Instructions to follow: Locate the lines that hold the string "signal". Copy every such line.
* START Listed entries *
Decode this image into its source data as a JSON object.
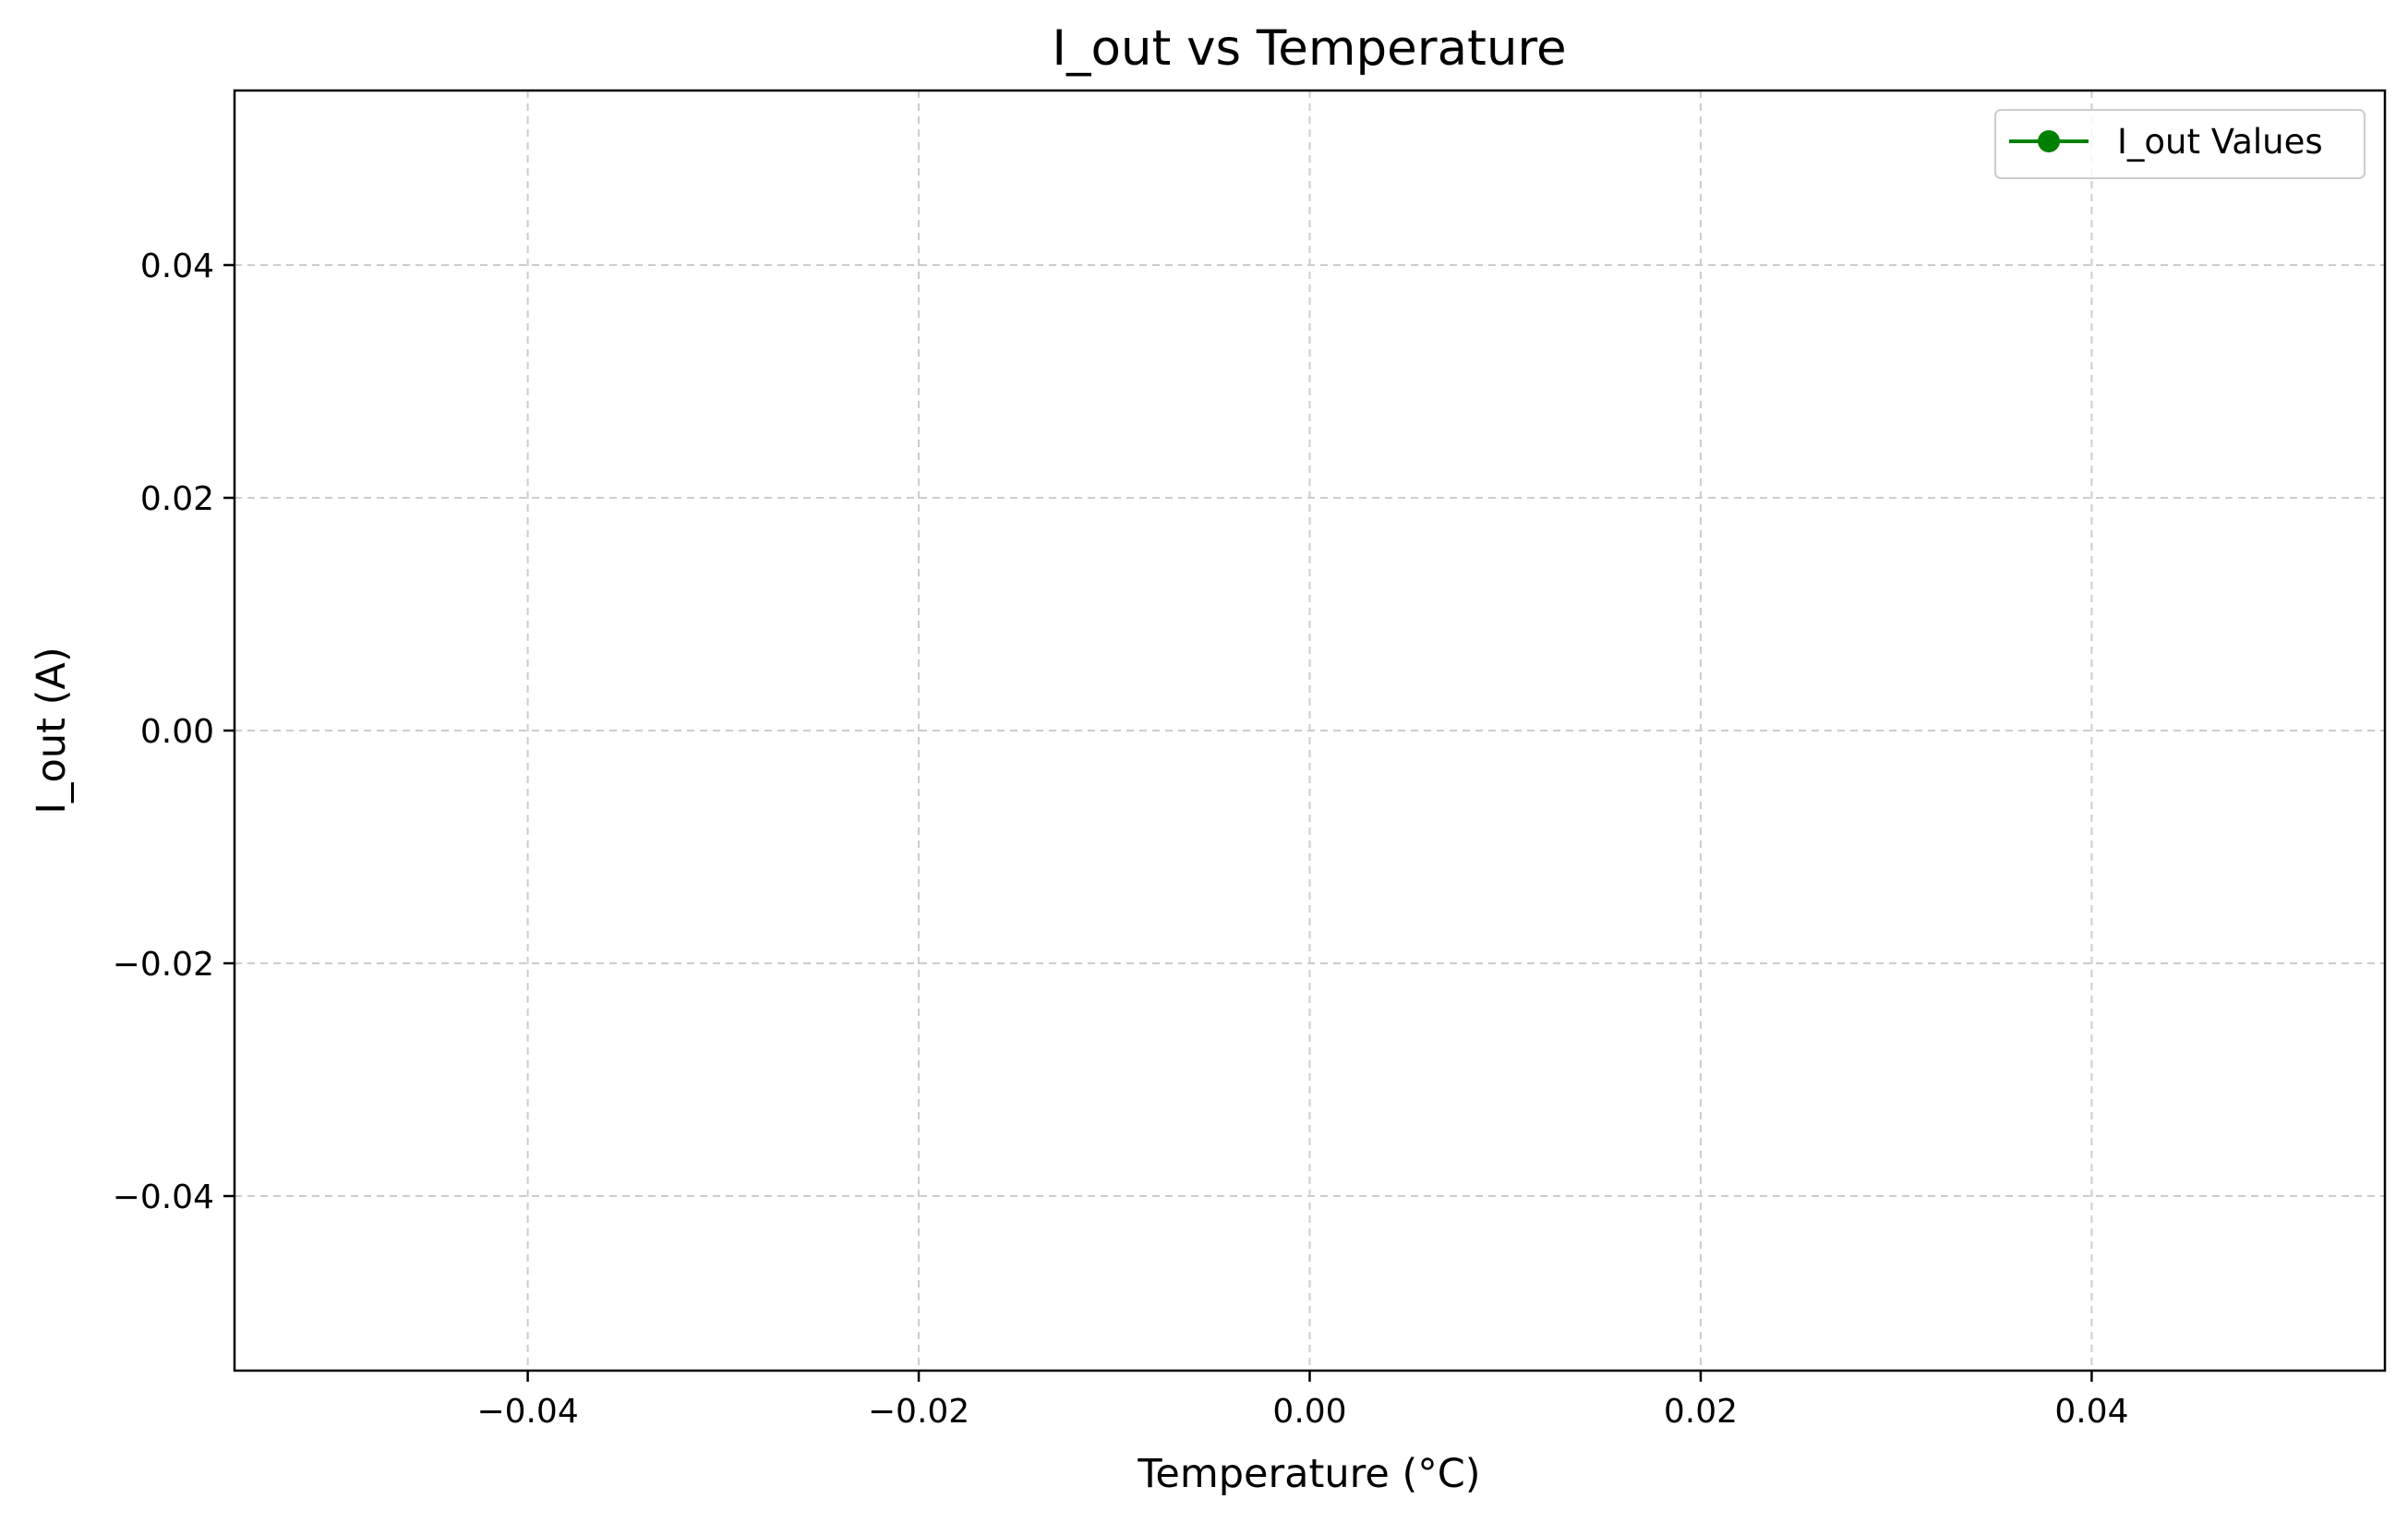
{
  "chart_data": {
    "type": "line",
    "title": "I_out vs Temperature",
    "xlabel": "Temperature (°C)",
    "ylabel": "I_out (A)",
    "xlim": [
      -0.055,
      0.055
    ],
    "ylim": [
      -0.055,
      0.055
    ],
    "xticks": [
      -0.04,
      -0.02,
      0.0,
      0.02,
      0.04
    ],
    "xtick_labels": [
      "−0.04",
      "−0.02",
      "0.00",
      "0.02",
      "0.04"
    ],
    "yticks": [
      0.04,
      0.02,
      0.0,
      -0.02,
      -0.04
    ],
    "ytick_labels": [
      "0.04",
      "0.02",
      "0.00",
      "−0.02",
      "−0.04"
    ],
    "grid": true,
    "legend_position": "top-right",
    "series": [
      {
        "name": "I_out Values",
        "color": "#008000",
        "marker": "circle",
        "x": [],
        "y": []
      }
    ]
  }
}
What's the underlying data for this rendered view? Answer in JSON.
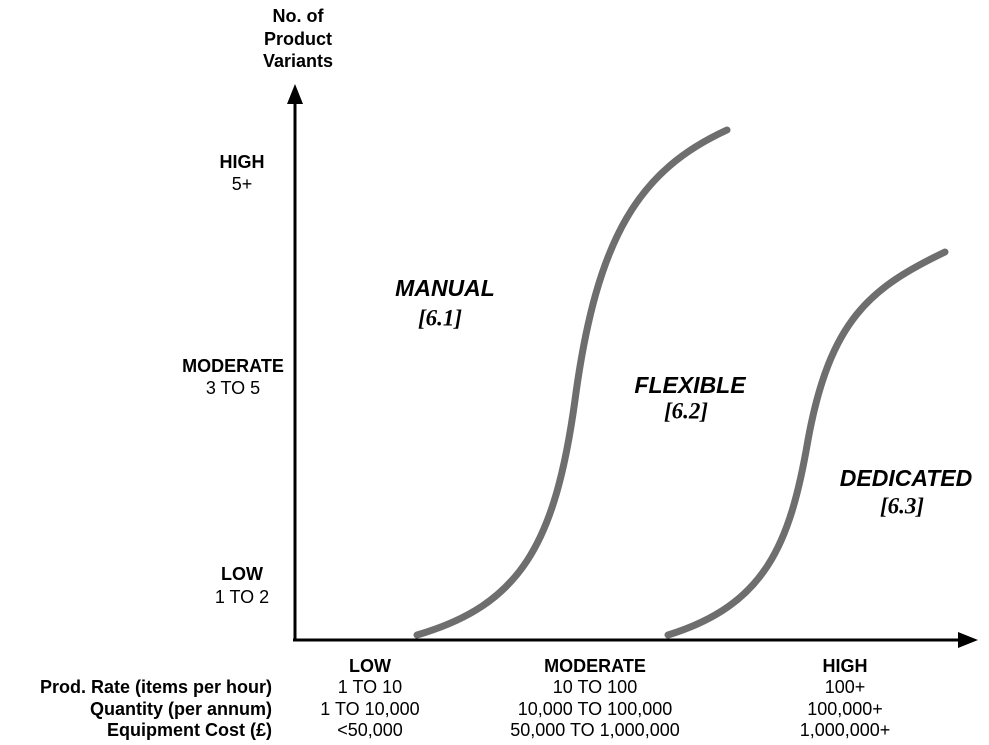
{
  "y_axis": {
    "title": [
      "No. of",
      "Product",
      "Variants"
    ],
    "levels": [
      {
        "label": "HIGH",
        "range": "5+"
      },
      {
        "label": "MODERATE",
        "range": "3 TO 5"
      },
      {
        "label": "LOW",
        "range": "1 TO 2"
      }
    ]
  },
  "regions": [
    {
      "name": "MANUAL",
      "ref": "[6.1]"
    },
    {
      "name": "FLEXIBLE",
      "ref": "[6.2]"
    },
    {
      "name": "DEDICATED",
      "ref": "[6.3]"
    }
  ],
  "x_axis": {
    "row_labels": [
      "Prod. Rate (items per hour)",
      "Quantity (per annum)",
      "Equipment Cost (£)"
    ],
    "columns": [
      {
        "label": "LOW",
        "values": [
          "1 TO 10",
          "1 TO 10,000",
          "<50,000"
        ]
      },
      {
        "label": "MODERATE",
        "values": [
          "10 TO 100",
          "10,000 TO 100,000",
          "50,000 TO 1,000,000"
        ]
      },
      {
        "label": "HIGH",
        "values": [
          "100+",
          "100,000+",
          "1,000,000+"
        ]
      }
    ]
  }
}
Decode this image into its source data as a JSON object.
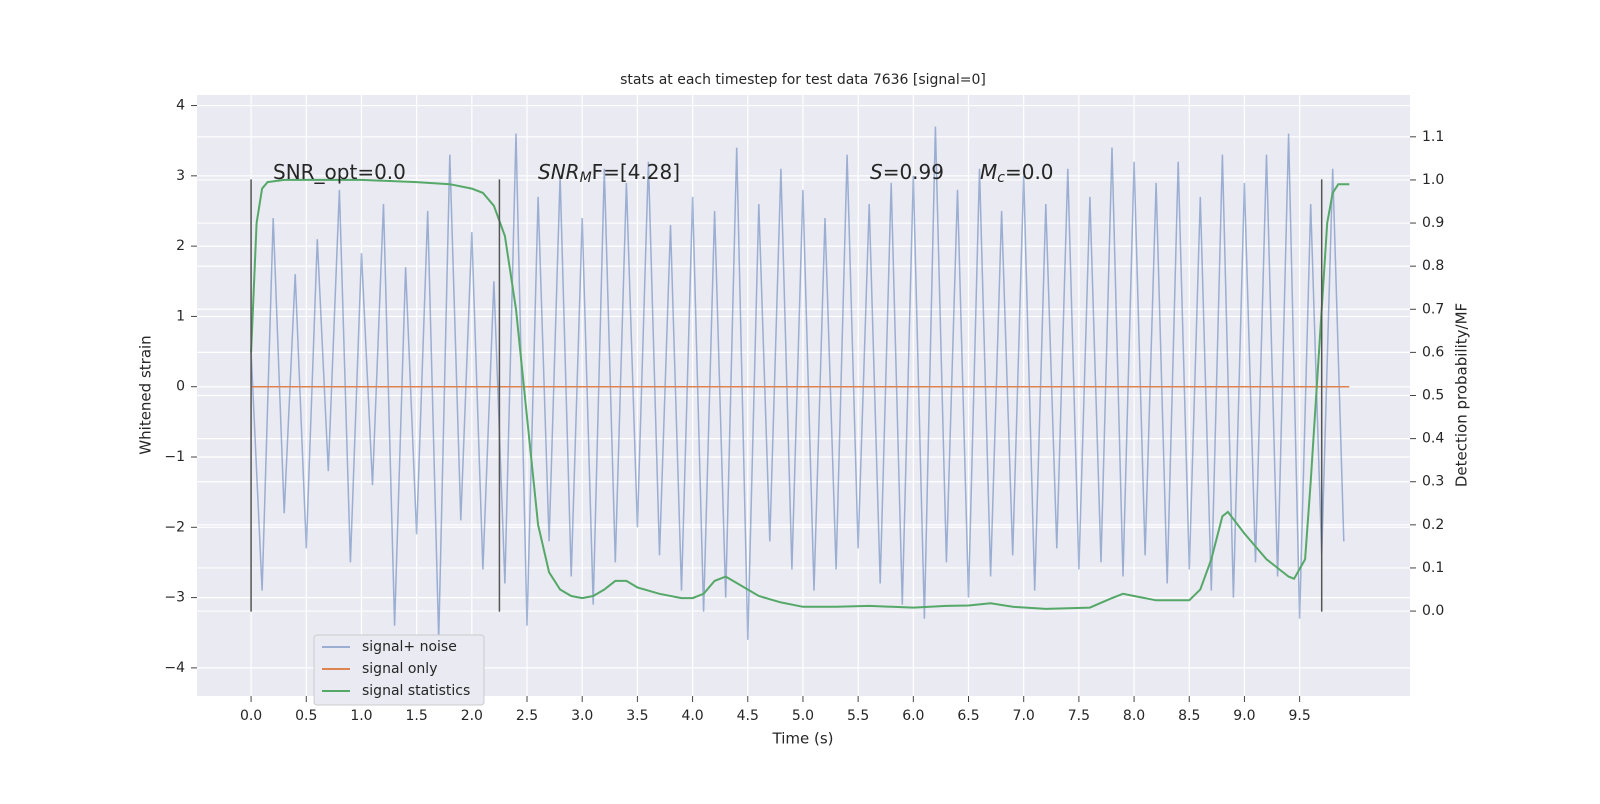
{
  "chart_data": {
    "type": "line",
    "title": "stats at each timestep for test data 7636 [signal=0]",
    "xlabel": "Time (s)",
    "ylabel": "Whitened strain",
    "y2label": "Detection probability/MF",
    "xlim": [
      -0.49,
      10.5
    ],
    "ylim": [
      -4.4,
      4.15
    ],
    "y2lim": [
      -0.197,
      1.197
    ],
    "xticks": [
      {
        "value": 0,
        "label": "0.0"
      },
      0.5,
      {
        "value": 1,
        "label": "1.0"
      },
      1.5,
      {
        "value": 2,
        "label": "2.0"
      },
      2.5,
      {
        "value": 3,
        "label": "3.0"
      },
      3.5,
      {
        "value": 4,
        "label": "4.0"
      },
      4.5,
      {
        "value": 5,
        "label": "5.0"
      },
      5.5,
      {
        "value": 6,
        "label": "6.0"
      },
      6.5,
      {
        "value": 7,
        "label": "7.0"
      },
      7.5,
      {
        "value": 8,
        "label": "8.0"
      },
      8.5,
      {
        "value": 9,
        "label": "9.0"
      },
      9.5
    ],
    "yticks": [
      {
        "value": -4,
        "label": "−4"
      },
      {
        "value": -3,
        "label": "−3"
      },
      {
        "value": -2,
        "label": "−2"
      },
      {
        "value": -1,
        "label": "−1"
      },
      0,
      1,
      2,
      3,
      4
    ],
    "y2ticks": [
      {
        "value": 0,
        "label": "0.0"
      },
      0.1,
      0.2,
      0.3,
      0.4,
      0.5,
      0.6,
      0.7,
      0.8,
      0.9,
      {
        "value": 1,
        "label": "1.0"
      },
      1.1
    ],
    "grid": true,
    "legend": "lower left",
    "series": [
      {
        "name": "signal+ noise",
        "color": "#4c72b0",
        "alpha": 0.5,
        "x": [
          0,
          0.1,
          0.2,
          0.3,
          0.4,
          0.5,
          0.6,
          0.7,
          0.8,
          0.9,
          1,
          1.1,
          1.2,
          1.3,
          1.4,
          1.5,
          1.6,
          1.7,
          1.8,
          1.9,
          2,
          2.1,
          2.2,
          2.3,
          2.4,
          2.5,
          2.6,
          2.7,
          2.8,
          2.9,
          3,
          3.1,
          3.2,
          3.3,
          3.4,
          3.5,
          3.6,
          3.7,
          3.8,
          3.9,
          4,
          4.1,
          4.2,
          4.3,
          4.4,
          4.5,
          4.6,
          4.7,
          4.8,
          4.9,
          5,
          5.1,
          5.2,
          5.3,
          5.4,
          5.5,
          5.6,
          5.7,
          5.8,
          5.9,
          6,
          6.1,
          6.2,
          6.3,
          6.4,
          6.5,
          6.6,
          6.7,
          6.8,
          6.9,
          7,
          7.1,
          7.2,
          7.3,
          7.4,
          7.5,
          7.6,
          7.7,
          7.8,
          7.9,
          8,
          8.1,
          8.2,
          8.3,
          8.4,
          8.5,
          8.6,
          8.7,
          8.8,
          8.9,
          9,
          9.1,
          9.2,
          9.3,
          9.4,
          9.5,
          9.6,
          9.7,
          9.8,
          9.9
        ],
        "values": [
          0.5,
          -2.9,
          2.4,
          -1.8,
          1.6,
          -2.3,
          2.1,
          -1.2,
          2.8,
          -2.5,
          1.9,
          -1.4,
          2.6,
          -3.4,
          1.7,
          -2.1,
          2.5,
          -3.6,
          3.3,
          -1.9,
          2.2,
          -2.6,
          1.5,
          -2.8,
          3.6,
          -3.4,
          2.7,
          -2.2,
          3.0,
          -2.7,
          2.4,
          -3.1,
          3.1,
          -2.5,
          2.9,
          -2.0,
          3.2,
          -2.4,
          2.3,
          -2.9,
          2.7,
          -3.2,
          2.5,
          -3.0,
          3.4,
          -3.6,
          2.6,
          -2.2,
          3.1,
          -2.6,
          2.8,
          -2.9,
          2.4,
          -2.6,
          3.3,
          -2.3,
          2.6,
          -2.8,
          2.9,
          -3.1,
          3.0,
          -3.3,
          3.7,
          -2.5,
          2.8,
          -3.0,
          3.1,
          -2.7,
          2.5,
          -2.4,
          3.0,
          -2.9,
          2.6,
          -2.3,
          3.1,
          -2.6,
          2.7,
          -2.5,
          3.4,
          -2.7,
          3.2,
          -2.4,
          2.9,
          -2.8,
          3.2,
          -2.6,
          2.7,
          -2.9,
          3.3,
          -3.0,
          2.9,
          -2.5,
          3.3,
          -2.7,
          3.6,
          -3.3,
          2.6,
          -2.4,
          3.1,
          -2.2
        ]
      },
      {
        "name": "signal only",
        "color": "#dd8452",
        "x": [
          0,
          9.95
        ],
        "values": [
          0,
          0
        ]
      },
      {
        "name": "signal statistics",
        "color": "#55a868",
        "axis": "y2",
        "x": [
          0,
          0.05,
          0.1,
          0.15,
          0.3,
          1.0,
          1.5,
          1.8,
          2.0,
          2.1,
          2.2,
          2.3,
          2.4,
          2.5,
          2.6,
          2.7,
          2.8,
          2.9,
          3.0,
          3.1,
          3.2,
          3.3,
          3.4,
          3.5,
          3.7,
          3.9,
          4.0,
          4.1,
          4.2,
          4.3,
          4.4,
          4.6,
          4.8,
          5.0,
          5.3,
          5.6,
          6.0,
          6.3,
          6.5,
          6.7,
          6.9,
          7.2,
          7.6,
          7.8,
          7.9,
          8.0,
          8.2,
          8.5,
          8.6,
          8.7,
          8.8,
          8.85,
          9.0,
          9.2,
          9.4,
          9.45,
          9.55,
          9.6,
          9.7,
          9.75,
          9.8,
          9.85,
          9.95
        ],
        "values": [
          0.6,
          0.9,
          0.98,
          0.995,
          1.0,
          1.0,
          0.995,
          0.99,
          0.98,
          0.97,
          0.94,
          0.87,
          0.7,
          0.45,
          0.2,
          0.09,
          0.05,
          0.035,
          0.03,
          0.035,
          0.05,
          0.07,
          0.07,
          0.055,
          0.04,
          0.03,
          0.03,
          0.04,
          0.07,
          0.08,
          0.065,
          0.035,
          0.02,
          0.01,
          0.01,
          0.012,
          0.008,
          0.012,
          0.013,
          0.018,
          0.01,
          0.005,
          0.008,
          0.03,
          0.04,
          0.035,
          0.025,
          0.025,
          0.05,
          0.12,
          0.22,
          0.23,
          0.18,
          0.12,
          0.08,
          0.075,
          0.12,
          0.3,
          0.7,
          0.9,
          0.97,
          0.99,
          0.99
        ]
      }
    ],
    "vlines": {
      "x": [
        0,
        2.25,
        9.7
      ],
      "ymin": -3.2,
      "ymax": 2.95,
      "color": "#555555"
    },
    "annotations": [
      {
        "text": "SNR_opt=0.0"
      },
      {
        "italic": "SNR",
        "sub": "M",
        "text": "F=[4.28]"
      },
      {
        "italic": "S",
        "text": "=0.99"
      },
      {
        "italic": "M",
        "sub": "c",
        "text": "=0.0"
      }
    ]
  }
}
* END Listed entries *
Exercise answer:
    "title": "stats at each timestep for test data 7636 [signal=0]",
        "name": "signal+ noise",
        "name": "signal only",
        "name": "signal statistics",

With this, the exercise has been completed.